__Goal__: Read through the entries below and return each line with the word "text".
##### Data rows
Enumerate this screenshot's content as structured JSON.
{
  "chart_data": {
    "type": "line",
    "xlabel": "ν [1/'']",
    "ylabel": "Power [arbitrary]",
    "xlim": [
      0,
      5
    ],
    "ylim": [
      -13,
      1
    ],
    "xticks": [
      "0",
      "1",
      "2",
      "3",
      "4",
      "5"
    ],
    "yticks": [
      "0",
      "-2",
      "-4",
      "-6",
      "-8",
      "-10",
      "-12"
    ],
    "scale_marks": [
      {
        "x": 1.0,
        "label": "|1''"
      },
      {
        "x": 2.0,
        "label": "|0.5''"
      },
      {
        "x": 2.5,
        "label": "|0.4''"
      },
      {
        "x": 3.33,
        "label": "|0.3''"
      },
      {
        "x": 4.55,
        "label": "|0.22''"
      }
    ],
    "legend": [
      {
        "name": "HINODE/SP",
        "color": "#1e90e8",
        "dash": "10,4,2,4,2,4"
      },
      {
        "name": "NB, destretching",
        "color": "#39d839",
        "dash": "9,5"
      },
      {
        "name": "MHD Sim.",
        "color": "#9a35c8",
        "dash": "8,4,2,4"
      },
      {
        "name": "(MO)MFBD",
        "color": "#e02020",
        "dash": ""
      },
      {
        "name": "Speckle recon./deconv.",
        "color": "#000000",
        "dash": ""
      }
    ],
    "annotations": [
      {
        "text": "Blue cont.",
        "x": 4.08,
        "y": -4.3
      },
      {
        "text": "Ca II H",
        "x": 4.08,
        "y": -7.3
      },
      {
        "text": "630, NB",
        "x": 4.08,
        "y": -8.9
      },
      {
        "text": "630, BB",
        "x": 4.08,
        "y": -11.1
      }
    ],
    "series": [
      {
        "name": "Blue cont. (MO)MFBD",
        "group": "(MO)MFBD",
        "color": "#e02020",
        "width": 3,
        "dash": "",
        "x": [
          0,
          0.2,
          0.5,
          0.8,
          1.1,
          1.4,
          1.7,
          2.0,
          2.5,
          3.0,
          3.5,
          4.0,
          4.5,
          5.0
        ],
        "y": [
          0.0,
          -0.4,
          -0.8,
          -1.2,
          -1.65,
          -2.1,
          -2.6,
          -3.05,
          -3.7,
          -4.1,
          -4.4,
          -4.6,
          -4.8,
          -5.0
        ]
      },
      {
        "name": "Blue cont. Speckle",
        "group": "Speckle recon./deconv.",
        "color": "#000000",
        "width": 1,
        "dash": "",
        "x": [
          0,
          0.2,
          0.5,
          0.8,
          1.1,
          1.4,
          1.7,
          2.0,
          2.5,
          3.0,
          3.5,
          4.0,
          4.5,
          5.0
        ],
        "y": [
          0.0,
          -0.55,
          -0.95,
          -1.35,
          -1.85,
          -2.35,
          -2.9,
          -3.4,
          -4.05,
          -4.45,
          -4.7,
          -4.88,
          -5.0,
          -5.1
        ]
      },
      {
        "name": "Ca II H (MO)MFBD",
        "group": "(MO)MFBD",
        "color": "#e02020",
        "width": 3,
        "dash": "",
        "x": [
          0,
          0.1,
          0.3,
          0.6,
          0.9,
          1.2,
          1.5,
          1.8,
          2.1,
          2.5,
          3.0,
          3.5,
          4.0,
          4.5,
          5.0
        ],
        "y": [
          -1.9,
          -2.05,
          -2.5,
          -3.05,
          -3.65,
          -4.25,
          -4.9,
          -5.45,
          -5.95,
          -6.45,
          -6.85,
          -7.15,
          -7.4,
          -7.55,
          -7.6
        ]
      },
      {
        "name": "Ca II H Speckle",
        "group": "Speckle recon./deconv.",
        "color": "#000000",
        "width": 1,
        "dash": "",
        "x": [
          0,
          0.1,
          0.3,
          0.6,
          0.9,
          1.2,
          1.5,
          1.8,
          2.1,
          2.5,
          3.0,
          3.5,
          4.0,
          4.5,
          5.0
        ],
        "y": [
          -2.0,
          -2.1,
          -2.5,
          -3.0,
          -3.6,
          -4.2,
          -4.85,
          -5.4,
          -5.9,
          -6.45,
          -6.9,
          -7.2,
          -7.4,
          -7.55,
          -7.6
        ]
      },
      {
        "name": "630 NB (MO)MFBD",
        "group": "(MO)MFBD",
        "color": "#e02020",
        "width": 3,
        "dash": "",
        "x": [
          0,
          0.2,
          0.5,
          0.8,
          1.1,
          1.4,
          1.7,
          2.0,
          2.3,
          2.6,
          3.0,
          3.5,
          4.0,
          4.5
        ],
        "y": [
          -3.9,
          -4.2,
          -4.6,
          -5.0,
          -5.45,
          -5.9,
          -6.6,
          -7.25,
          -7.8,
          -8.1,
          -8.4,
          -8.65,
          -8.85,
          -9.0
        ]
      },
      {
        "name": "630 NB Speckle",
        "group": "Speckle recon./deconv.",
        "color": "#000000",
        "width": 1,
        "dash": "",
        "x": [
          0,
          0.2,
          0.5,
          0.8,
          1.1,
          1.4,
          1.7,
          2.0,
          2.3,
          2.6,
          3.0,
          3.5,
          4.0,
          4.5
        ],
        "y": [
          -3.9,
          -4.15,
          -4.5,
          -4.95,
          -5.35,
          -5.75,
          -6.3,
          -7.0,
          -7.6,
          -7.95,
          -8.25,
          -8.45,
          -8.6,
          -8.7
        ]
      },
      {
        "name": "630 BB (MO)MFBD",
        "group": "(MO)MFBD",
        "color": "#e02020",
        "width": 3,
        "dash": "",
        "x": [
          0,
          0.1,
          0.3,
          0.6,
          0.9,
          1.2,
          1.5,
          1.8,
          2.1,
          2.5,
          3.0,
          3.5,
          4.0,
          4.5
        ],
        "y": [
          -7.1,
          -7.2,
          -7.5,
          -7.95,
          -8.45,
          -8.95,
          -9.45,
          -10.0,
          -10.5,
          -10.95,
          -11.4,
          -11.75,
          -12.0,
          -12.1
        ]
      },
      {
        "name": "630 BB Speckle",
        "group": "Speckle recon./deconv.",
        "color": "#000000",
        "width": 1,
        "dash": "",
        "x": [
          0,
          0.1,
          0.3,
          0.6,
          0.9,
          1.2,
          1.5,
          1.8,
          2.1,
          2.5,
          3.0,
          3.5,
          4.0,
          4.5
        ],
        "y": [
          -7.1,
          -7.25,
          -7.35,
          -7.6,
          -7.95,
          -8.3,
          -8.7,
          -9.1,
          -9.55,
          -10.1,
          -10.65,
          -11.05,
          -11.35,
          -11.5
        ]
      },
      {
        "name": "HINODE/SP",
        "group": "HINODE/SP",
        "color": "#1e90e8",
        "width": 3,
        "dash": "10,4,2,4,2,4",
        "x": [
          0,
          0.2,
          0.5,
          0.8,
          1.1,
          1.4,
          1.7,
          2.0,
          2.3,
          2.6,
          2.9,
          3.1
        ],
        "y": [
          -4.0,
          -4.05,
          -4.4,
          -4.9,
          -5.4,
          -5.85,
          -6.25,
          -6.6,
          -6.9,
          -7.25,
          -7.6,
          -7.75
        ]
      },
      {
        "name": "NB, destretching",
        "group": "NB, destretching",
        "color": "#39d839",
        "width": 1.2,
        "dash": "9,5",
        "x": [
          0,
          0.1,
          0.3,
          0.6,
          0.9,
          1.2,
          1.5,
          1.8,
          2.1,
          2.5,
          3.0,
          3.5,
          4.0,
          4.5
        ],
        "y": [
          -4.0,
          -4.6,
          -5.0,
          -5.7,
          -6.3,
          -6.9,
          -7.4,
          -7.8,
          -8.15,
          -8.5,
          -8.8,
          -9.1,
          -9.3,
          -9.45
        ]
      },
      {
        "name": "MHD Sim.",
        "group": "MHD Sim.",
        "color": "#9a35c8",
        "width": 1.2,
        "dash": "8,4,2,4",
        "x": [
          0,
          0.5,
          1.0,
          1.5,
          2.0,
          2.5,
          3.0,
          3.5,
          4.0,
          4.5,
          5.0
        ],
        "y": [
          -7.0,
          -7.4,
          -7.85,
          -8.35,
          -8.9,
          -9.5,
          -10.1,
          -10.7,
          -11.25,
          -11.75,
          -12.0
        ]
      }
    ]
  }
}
##########
__Expected output__:
        "text": "Blue cont.",
        "text": "Ca II H",
        "text": "630, NB",
        "text": "630, BB",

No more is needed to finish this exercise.